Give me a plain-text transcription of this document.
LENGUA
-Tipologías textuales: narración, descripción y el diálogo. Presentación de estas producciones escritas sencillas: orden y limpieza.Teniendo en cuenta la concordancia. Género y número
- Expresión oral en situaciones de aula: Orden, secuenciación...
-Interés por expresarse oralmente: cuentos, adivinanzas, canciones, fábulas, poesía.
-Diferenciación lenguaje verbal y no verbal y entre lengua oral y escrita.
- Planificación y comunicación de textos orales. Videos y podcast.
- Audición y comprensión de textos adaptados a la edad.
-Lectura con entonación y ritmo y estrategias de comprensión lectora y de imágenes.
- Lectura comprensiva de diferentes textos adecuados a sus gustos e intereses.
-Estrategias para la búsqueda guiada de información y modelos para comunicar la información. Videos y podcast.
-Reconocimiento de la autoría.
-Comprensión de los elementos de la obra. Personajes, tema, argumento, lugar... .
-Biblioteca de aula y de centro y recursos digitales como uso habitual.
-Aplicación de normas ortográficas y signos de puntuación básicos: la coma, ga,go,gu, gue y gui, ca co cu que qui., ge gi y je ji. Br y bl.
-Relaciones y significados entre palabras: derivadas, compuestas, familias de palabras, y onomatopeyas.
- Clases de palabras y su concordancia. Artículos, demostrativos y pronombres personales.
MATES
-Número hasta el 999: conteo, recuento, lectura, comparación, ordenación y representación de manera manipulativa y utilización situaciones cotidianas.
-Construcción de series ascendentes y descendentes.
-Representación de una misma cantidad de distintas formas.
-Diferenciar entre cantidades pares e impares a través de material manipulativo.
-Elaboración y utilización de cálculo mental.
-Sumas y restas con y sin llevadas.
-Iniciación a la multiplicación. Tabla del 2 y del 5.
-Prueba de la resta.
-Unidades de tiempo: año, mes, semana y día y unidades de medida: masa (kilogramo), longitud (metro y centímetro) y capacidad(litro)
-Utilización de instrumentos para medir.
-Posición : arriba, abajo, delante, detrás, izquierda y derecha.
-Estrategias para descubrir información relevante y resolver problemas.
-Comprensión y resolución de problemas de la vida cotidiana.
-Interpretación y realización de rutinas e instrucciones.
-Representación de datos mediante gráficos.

Exercise: Write only the number of lines in the data where the word "palabras" occurs.

The completed task: 2